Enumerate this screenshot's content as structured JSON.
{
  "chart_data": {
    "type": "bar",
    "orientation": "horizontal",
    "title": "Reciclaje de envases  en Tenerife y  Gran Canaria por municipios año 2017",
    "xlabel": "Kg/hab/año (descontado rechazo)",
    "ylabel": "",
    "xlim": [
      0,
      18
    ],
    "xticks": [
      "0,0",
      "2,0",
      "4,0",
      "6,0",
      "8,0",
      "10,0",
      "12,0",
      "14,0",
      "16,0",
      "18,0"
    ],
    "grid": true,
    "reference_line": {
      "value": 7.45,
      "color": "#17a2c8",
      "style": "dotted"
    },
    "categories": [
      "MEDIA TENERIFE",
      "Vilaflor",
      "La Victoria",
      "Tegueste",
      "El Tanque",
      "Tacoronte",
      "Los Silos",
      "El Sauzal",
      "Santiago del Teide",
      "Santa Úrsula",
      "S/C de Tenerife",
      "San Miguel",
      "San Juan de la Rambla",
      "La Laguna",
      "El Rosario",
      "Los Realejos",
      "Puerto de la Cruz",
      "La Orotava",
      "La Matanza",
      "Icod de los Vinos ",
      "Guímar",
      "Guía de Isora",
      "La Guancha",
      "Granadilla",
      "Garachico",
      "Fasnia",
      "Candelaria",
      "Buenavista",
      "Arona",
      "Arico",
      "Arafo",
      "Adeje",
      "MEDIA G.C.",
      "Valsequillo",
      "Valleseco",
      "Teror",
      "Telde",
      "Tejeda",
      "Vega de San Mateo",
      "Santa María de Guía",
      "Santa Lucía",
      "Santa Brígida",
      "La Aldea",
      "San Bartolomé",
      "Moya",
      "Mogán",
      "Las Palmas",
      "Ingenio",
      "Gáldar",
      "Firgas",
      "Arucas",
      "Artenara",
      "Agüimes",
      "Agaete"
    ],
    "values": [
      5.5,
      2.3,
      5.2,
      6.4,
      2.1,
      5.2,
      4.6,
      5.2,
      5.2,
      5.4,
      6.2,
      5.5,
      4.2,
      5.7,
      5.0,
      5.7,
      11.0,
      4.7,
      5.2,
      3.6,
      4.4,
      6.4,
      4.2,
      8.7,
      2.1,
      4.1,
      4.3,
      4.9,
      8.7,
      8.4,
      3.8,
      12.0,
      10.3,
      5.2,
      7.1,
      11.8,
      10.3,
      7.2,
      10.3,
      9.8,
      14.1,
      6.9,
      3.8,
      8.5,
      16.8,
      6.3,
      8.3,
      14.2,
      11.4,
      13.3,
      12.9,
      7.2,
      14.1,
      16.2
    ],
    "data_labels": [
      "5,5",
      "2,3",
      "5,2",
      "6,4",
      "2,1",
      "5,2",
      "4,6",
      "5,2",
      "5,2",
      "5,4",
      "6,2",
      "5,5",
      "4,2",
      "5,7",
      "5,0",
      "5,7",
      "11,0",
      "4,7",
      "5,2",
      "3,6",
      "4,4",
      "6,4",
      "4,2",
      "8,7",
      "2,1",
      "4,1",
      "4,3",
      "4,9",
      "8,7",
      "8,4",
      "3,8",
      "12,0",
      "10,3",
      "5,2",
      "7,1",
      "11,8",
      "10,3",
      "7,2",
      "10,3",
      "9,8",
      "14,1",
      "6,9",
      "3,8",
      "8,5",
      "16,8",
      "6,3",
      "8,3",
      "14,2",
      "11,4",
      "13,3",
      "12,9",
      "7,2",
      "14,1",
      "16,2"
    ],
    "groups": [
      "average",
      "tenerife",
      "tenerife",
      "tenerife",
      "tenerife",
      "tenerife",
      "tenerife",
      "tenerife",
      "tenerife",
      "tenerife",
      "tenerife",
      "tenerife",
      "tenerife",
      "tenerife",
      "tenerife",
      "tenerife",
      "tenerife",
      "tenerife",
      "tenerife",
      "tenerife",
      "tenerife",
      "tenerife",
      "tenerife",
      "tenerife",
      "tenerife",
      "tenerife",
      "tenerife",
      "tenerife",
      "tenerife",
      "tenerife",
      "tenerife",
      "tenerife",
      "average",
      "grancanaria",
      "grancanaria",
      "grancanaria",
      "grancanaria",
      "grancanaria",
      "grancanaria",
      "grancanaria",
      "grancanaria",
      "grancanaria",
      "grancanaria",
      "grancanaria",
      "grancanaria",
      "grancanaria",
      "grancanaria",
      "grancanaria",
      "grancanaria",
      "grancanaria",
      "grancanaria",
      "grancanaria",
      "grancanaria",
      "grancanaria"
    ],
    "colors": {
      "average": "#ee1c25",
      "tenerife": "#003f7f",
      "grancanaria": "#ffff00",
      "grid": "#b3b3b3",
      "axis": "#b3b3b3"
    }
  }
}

========================

Aim of the exercise
Repeat the material word for word, in full.

Written solution
Enumerate this screenshot's content as structured JSON.
{
  "chart_data": {
    "type": "bar",
    "orientation": "horizontal",
    "title": "Reciclaje de envases  en Tenerife y  Gran Canaria por municipios año 2017",
    "xlabel": "Kg/hab/año (descontado rechazo)",
    "ylabel": "",
    "xlim": [
      0,
      18
    ],
    "xticks": [
      "0,0",
      "2,0",
      "4,0",
      "6,0",
      "8,0",
      "10,0",
      "12,0",
      "14,0",
      "16,0",
      "18,0"
    ],
    "grid": true,
    "reference_line": {
      "value": 7.45,
      "color": "#17a2c8",
      "style": "dotted"
    },
    "categories": [
      "MEDIA TENERIFE",
      "Vilaflor",
      "La Victoria",
      "Tegueste",
      "El Tanque",
      "Tacoronte",
      "Los Silos",
      "El Sauzal",
      "Santiago del Teide",
      "Santa Úrsula",
      "S/C de Tenerife",
      "San Miguel",
      "San Juan de la Rambla",
      "La Laguna",
      "El Rosario",
      "Los Realejos",
      "Puerto de la Cruz",
      "La Orotava",
      "La Matanza",
      "Icod de los Vinos ",
      "Guímar",
      "Guía de Isora",
      "La Guancha",
      "Granadilla",
      "Garachico",
      "Fasnia",
      "Candelaria",
      "Buenavista",
      "Arona",
      "Arico",
      "Arafo",
      "Adeje",
      "MEDIA G.C.",
      "Valsequillo",
      "Valleseco",
      "Teror",
      "Telde",
      "Tejeda",
      "Vega de San Mateo",
      "Santa María de Guía",
      "Santa Lucía",
      "Santa Brígida",
      "La Aldea",
      "San Bartolomé",
      "Moya",
      "Mogán",
      "Las Palmas",
      "Ingenio",
      "Gáldar",
      "Firgas",
      "Arucas",
      "Artenara",
      "Agüimes",
      "Agaete"
    ],
    "values": [
      5.5,
      2.3,
      5.2,
      6.4,
      2.1,
      5.2,
      4.6,
      5.2,
      5.2,
      5.4,
      6.2,
      5.5,
      4.2,
      5.7,
      5.0,
      5.7,
      11.0,
      4.7,
      5.2,
      3.6,
      4.4,
      6.4,
      4.2,
      8.7,
      2.1,
      4.1,
      4.3,
      4.9,
      8.7,
      8.4,
      3.8,
      12.0,
      10.3,
      5.2,
      7.1,
      11.8,
      10.3,
      7.2,
      10.3,
      9.8,
      14.1,
      6.9,
      3.8,
      8.5,
      16.8,
      6.3,
      8.3,
      14.2,
      11.4,
      13.3,
      12.9,
      7.2,
      14.1,
      16.2
    ],
    "data_labels": [
      "5,5",
      "2,3",
      "5,2",
      "6,4",
      "2,1",
      "5,2",
      "4,6",
      "5,2",
      "5,2",
      "5,4",
      "6,2",
      "5,5",
      "4,2",
      "5,7",
      "5,0",
      "5,7",
      "11,0",
      "4,7",
      "5,2",
      "3,6",
      "4,4",
      "6,4",
      "4,2",
      "8,7",
      "2,1",
      "4,1",
      "4,3",
      "4,9",
      "8,7",
      "8,4",
      "3,8",
      "12,0",
      "10,3",
      "5,2",
      "7,1",
      "11,8",
      "10,3",
      "7,2",
      "10,3",
      "9,8",
      "14,1",
      "6,9",
      "3,8",
      "8,5",
      "16,8",
      "6,3",
      "8,3",
      "14,2",
      "11,4",
      "13,3",
      "12,9",
      "7,2",
      "14,1",
      "16,2"
    ],
    "groups": [
      "average",
      "tenerife",
      "tenerife",
      "tenerife",
      "tenerife",
      "tenerife",
      "tenerife",
      "tenerife",
      "tenerife",
      "tenerife",
      "tenerife",
      "tenerife",
      "tenerife",
      "tenerife",
      "tenerife",
      "tenerife",
      "tenerife",
      "tenerife",
      "tenerife",
      "tenerife",
      "tenerife",
      "tenerife",
      "tenerife",
      "tenerife",
      "tenerife",
      "tenerife",
      "tenerife",
      "tenerife",
      "tenerife",
      "tenerife",
      "tenerife",
      "tenerife",
      "average",
      "grancanaria",
      "grancanaria",
      "grancanaria",
      "grancanaria",
      "grancanaria",
      "grancanaria",
      "grancanaria",
      "grancanaria",
      "grancanaria",
      "grancanaria",
      "grancanaria",
      "grancanaria",
      "grancanaria",
      "grancanaria",
      "grancanaria",
      "grancanaria",
      "grancanaria",
      "grancanaria",
      "grancanaria",
      "grancanaria",
      "grancanaria"
    ],
    "colors": {
      "average": "#ee1c25",
      "tenerife": "#003f7f",
      "grancanaria": "#ffff00",
      "grid": "#b3b3b3",
      "axis": "#b3b3b3"
    }
  }
}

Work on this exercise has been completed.